Re: [PATCH] Updates to FXSR/SSE support in 2.4.0-test1

From: Mark Kettenis (kettenis@wins.uva.nl)
Date: Sat Jun 10 2000 - 20:26:15 EDT

  • Next message: Linux Kernel Mailing List: "Big D/L Speed Improvement"

       Date: Sat, 10 Jun 2000 12:51:46 -0600
       From: Gareth Hughes <gareth@precisioninsight.com>

       Here are the patches against 2.4.0-test1-ac12 for the fixes to the PIII
       SSE/FXSR support.

    Sorry, but I don't think this is right:

     #define save_fpu(tsk) do { \
    - asm volatile("fxsave %0 ; fwait" \
    - : "=m" (tsk->thread.i387.hard)); \
    + asm volatile("fnstenv %0 ; fxsave %1 ; fwait" \
    + : "=m" (tsk->thread.i387.hard), \
    + "=m" (tsk->thread.i387.hard.fxsr_space[0])); \

    If I'm not mistaken this means that you've added an additional
    overhead on *every* task switch between FPU-using tasks. Instead you
    should only convert to the old fsave format when that's actually
    needed:

     1. When setting up a signal context for invoking a signal handler.

     2. For the PTRACE_GETFPREGS request.

    I also don't understand why you expose the strange user_xfpregs_struct
    format via the PTRACE_{GET,SET}XFPREGS requests. Why don't you just
    provide the 512-byte FXSAVE area?

• [ROWS]:
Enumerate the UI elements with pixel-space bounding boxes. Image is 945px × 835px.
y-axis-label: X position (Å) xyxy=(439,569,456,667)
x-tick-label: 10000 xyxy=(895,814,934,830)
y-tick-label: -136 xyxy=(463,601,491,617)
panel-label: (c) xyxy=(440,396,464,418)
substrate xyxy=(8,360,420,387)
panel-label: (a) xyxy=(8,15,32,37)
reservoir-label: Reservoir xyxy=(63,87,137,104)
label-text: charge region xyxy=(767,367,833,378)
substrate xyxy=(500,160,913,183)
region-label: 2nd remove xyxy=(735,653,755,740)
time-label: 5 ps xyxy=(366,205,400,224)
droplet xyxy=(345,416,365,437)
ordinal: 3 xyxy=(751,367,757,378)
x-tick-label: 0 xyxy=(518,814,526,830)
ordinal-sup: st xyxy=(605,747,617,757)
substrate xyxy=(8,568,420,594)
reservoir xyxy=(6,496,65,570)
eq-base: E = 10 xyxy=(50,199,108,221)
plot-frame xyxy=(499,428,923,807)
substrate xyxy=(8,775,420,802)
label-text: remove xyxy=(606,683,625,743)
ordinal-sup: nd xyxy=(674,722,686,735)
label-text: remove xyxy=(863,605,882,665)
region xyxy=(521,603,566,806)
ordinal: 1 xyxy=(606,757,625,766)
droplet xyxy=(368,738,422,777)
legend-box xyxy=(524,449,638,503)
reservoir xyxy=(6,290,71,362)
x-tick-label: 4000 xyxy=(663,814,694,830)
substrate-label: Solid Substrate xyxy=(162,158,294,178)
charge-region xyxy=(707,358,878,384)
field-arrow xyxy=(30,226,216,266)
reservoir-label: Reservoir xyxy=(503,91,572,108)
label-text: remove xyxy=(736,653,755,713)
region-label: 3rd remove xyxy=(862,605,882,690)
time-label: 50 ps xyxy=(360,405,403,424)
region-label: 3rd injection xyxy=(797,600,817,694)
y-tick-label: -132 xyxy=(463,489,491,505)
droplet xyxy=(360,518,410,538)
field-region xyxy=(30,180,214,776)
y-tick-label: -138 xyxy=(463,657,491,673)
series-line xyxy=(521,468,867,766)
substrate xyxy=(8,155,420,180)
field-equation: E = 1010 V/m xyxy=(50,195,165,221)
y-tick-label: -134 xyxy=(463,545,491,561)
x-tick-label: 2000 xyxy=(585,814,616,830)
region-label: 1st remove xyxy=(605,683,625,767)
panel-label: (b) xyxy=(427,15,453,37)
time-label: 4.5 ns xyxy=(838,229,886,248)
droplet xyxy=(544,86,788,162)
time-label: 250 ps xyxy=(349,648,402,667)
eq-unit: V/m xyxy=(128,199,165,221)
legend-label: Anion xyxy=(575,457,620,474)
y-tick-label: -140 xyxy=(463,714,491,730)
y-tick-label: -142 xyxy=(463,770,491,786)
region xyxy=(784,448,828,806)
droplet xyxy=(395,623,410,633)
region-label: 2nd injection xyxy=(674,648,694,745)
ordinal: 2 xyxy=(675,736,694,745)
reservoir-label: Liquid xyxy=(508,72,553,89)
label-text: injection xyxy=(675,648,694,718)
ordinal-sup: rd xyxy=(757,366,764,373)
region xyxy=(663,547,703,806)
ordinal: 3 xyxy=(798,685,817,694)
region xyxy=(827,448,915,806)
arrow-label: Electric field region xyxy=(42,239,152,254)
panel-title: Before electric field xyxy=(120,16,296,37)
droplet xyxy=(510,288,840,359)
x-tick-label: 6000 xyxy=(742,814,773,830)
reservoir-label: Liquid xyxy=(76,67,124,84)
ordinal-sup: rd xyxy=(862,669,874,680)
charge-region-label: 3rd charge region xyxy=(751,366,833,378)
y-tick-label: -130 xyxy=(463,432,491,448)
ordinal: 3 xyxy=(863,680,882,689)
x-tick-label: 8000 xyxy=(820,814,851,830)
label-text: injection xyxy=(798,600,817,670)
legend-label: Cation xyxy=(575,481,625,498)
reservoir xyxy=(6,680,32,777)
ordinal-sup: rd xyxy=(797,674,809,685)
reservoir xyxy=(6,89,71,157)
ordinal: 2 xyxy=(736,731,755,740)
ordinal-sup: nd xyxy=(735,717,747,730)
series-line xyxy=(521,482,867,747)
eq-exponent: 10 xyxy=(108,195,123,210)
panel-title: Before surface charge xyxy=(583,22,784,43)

• [REQUESTS]:
[A] In the mailing-list message about FXSR/SSE support, what does the writer suggest providing through the PTRACE_{GET,SET}XFPREGS requests instead of the user_xfpregs_struct format?
[B] Rewrite the entries, starting at the first line and ending at the line containing "field-equation: E = 1010", with "Solid Substrate" replaced by "Rigid Substrate" and everything else left unchanged.
The mailing-list message and the entries have nothing to do with each other.

• [OUTPUTS BY TASK]:
[A] The writer suggests providing the 512-byte FXSAVE area.

[B]
Enumerate the UI elements with pixel-space bounding boxes. Image is 945px × 835px.
y-axis-label: X position (Å) xyxy=(439,569,456,667)
x-tick-label: 10000 xyxy=(895,814,934,830)
y-tick-label: -136 xyxy=(463,601,491,617)
panel-label: (c) xyxy=(440,396,464,418)
substrate xyxy=(8,360,420,387)
panel-label: (a) xyxy=(8,15,32,37)
reservoir-label: Reservoir xyxy=(63,87,137,104)
label-text: charge region xyxy=(767,367,833,378)
substrate xyxy=(500,160,913,183)
region-label: 2nd remove xyxy=(735,653,755,740)
time-label: 5 ps xyxy=(366,205,400,224)
droplet xyxy=(345,416,365,437)
ordinal: 3 xyxy=(751,367,757,378)
x-tick-label: 0 xyxy=(518,814,526,830)
ordinal-sup: st xyxy=(605,747,617,757)
substrate xyxy=(8,568,420,594)
reservoir xyxy=(6,496,65,570)
eq-base: E = 10 xyxy=(50,199,108,221)
plot-frame xyxy=(499,428,923,807)
substrate xyxy=(8,775,420,802)
label-text: remove xyxy=(606,683,625,743)
ordinal-sup: nd xyxy=(674,722,686,735)
label-text: remove xyxy=(863,605,882,665)
region xyxy=(521,603,566,806)
ordinal: 1 xyxy=(606,757,625,766)
droplet xyxy=(368,738,422,777)
legend-box xyxy=(524,449,638,503)
reservoir xyxy=(6,290,71,362)
x-tick-label: 4000 xyxy=(663,814,694,830)
substrate-label: Rigid Substrate xyxy=(162,158,294,178)
charge-region xyxy=(707,358,878,384)
field-arrow xyxy=(30,226,216,266)
reservoir-label: Reservoir xyxy=(503,91,572,108)
label-text: remove xyxy=(736,653,755,713)
region-label: 3rd remove xyxy=(862,605,882,690)
time-label: 50 ps xyxy=(360,405,403,424)
region-label: 3rd injection xyxy=(797,600,817,694)
y-tick-label: -132 xyxy=(463,489,491,505)
droplet xyxy=(360,518,410,538)
field-region xyxy=(30,180,214,776)
y-tick-label: -138 xyxy=(463,657,491,673)
series-line xyxy=(521,468,867,766)
substrate xyxy=(8,155,420,180)
field-equation: E = 1010 V/m xyxy=(50,195,165,221)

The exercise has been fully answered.